▶ _SOURCE MATERIAL_:
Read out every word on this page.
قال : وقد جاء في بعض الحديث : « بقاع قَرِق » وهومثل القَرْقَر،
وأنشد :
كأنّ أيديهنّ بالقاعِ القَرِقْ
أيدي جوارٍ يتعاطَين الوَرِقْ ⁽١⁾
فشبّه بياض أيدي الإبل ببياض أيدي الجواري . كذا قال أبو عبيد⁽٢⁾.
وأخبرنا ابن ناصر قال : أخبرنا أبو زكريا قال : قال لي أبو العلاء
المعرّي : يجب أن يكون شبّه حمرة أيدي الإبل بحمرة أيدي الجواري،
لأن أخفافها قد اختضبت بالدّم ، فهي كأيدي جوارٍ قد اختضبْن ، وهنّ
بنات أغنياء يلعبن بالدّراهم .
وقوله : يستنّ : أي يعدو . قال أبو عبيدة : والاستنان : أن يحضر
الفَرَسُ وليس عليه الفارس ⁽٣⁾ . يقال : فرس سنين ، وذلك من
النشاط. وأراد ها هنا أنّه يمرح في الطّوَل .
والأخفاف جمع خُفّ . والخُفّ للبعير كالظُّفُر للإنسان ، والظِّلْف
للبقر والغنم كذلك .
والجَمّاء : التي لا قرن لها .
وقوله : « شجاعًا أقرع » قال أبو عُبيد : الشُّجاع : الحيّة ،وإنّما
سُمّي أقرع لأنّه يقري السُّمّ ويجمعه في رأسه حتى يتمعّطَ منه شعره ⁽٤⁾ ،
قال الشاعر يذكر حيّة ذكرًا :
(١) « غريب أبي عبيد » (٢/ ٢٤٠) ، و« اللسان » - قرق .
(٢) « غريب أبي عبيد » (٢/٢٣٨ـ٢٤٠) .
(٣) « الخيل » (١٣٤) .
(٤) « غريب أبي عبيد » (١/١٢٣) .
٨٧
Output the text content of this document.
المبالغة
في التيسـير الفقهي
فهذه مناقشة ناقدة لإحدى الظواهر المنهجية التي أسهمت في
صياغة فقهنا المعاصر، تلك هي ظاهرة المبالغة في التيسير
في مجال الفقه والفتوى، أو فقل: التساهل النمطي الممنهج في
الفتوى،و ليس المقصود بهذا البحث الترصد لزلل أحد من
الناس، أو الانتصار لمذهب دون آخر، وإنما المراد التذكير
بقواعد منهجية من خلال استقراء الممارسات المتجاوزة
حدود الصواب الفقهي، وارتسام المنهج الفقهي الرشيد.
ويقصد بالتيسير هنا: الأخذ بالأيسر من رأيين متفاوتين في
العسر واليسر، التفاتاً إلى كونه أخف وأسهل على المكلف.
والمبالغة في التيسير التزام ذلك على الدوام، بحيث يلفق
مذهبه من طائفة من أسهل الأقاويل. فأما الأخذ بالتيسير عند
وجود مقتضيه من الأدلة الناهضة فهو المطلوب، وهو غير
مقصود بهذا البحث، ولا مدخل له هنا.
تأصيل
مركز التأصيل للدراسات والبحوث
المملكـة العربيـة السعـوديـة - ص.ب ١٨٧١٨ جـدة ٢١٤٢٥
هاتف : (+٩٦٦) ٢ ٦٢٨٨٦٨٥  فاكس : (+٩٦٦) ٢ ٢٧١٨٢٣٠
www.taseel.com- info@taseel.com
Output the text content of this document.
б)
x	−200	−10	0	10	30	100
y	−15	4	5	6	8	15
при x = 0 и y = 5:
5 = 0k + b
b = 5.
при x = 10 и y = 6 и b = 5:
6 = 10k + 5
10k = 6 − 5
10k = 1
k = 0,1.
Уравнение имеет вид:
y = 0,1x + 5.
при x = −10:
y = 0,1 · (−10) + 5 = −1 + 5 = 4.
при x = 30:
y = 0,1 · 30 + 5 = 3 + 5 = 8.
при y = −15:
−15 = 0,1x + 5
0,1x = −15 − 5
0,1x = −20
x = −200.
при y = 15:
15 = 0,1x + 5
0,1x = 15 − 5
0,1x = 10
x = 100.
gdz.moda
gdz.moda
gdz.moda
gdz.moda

▶ _EXERCISE AIM_:
Every line of the material must be returned exactly as it appears.

▶ _WRITTEN SOLUTION_:
Read out every word on this page.
قال : وقد جاء في بعض الحديث : « بقاع قَرِق » وهومثل القَرْقَر،
وأنشد :
كأنّ أيديهنّ بالقاعِ القَرِقْ
أيدي جوارٍ يتعاطَين الوَرِقْ ⁽١⁾
فشبّه بياض أيدي الإبل ببياض أيدي الجواري . كذا قال أبو عبيد⁽٢⁾.
وأخبرنا ابن ناصر قال : أخبرنا أبو زكريا قال : قال لي أبو العلاء
المعرّي : يجب أن يكون شبّه حمرة أيدي الإبل بحمرة أيدي الجواري،
لأن أخفافها قد اختضبت بالدّم ، فهي كأيدي جوارٍ قد اختضبْن ، وهنّ
بنات أغنياء يلعبن بالدّراهم .
وقوله : يستنّ : أي يعدو . قال أبو عبيدة : والاستنان : أن يحضر
الفَرَسُ وليس عليه الفارس ⁽٣⁾ . يقال : فرس سنين ، وذلك من
النشاط. وأراد ها هنا أنّه يمرح في الطّوَل .
والأخفاف جمع خُفّ . والخُفّ للبعير كالظُّفُر للإنسان ، والظِّلْف
للبقر والغنم كذلك .
والجَمّاء : التي لا قرن لها .
وقوله : « شجاعًا أقرع » قال أبو عُبيد : الشُّجاع : الحيّة ،وإنّما
سُمّي أقرع لأنّه يقري السُّمّ ويجمعه في رأسه حتى يتمعّطَ منه شعره ⁽٤⁾ ،
قال الشاعر يذكر حيّة ذكرًا :
(١) « غريب أبي عبيد » (٢/ ٢٤٠) ، و« اللسان » - قرق .
(٢) « غريب أبي عبيد » (٢/٢٣٨ـ٢٤٠) .
(٣) « الخيل » (١٣٤) .
(٤) « غريب أبي عبيد » (١/١٢٣) .
٨٧
Output the text content of this document.
المبالغة
في التيسـير الفقهي
فهذه مناقشة ناقدة لإحدى الظواهر المنهجية التي أسهمت في
صياغة فقهنا المعاصر، تلك هي ظاهرة المبالغة في التيسير
في مجال الفقه والفتوى، أو فقل: التساهل النمطي الممنهج في
الفتوى،و ليس المقصود بهذا البحث الترصد لزلل أحد من
الناس، أو الانتصار لمذهب دون آخر، وإنما المراد التذكير
بقواعد منهجية من خلال استقراء الممارسات المتجاوزة
حدود الصواب الفقهي، وارتسام المنهج الفقهي الرشيد.
ويقصد بالتيسير هنا: الأخذ بالأيسر من رأيين متفاوتين في
العسر واليسر، التفاتاً إلى كونه أخف وأسهل على المكلف.
والمبالغة في التيسير التزام ذلك على الدوام، بحيث يلفق
مذهبه من طائفة من أسهل الأقاويل. فأما الأخذ بالتيسير عند
وجود مقتضيه من الأدلة الناهضة فهو المطلوب، وهو غير
مقصود بهذا البحث، ولا مدخل له هنا.
تأصيل
مركز التأصيل للدراسات والبحوث
المملكـة العربيـة السعـوديـة - ص.ب ١٨٧١٨ جـدة ٢١٤٢٥
هاتف : (+٩٦٦) ٢ ٦٢٨٨٦٨٥  فاكس : (+٩٦٦) ٢ ٢٧١٨٢٣٠
www.taseel.com- info@taseel.com
Output the text content of this document.
б)
x	−200	−10	0	10	30	100
y	−15	4	5	6	8	15
при x = 0 и y = 5:
5 = 0k + b
b = 5.
при x = 10 и y = 6 и b = 5:
6 = 10k + 5
10k = 6 − 5
10k = 1
k = 0,1.
Уравнение имеет вид:
y = 0,1x + 5.
при x = −10:
y = 0,1 · (−10) + 5 = −1 + 5 = 4.
при x = 30:
y = 0,1 · 30 + 5 = 3 + 5 = 8.
при y = −15:
−15 = 0,1x + 5
0,1x = −15 − 5
0,1x = −20
x = −200.
при y = 15:
15 = 0,1x + 5
0,1x = 15 − 5
0,1x = 10
x = 100.
gdz.moda
gdz.moda
gdz.moda
gdz.moda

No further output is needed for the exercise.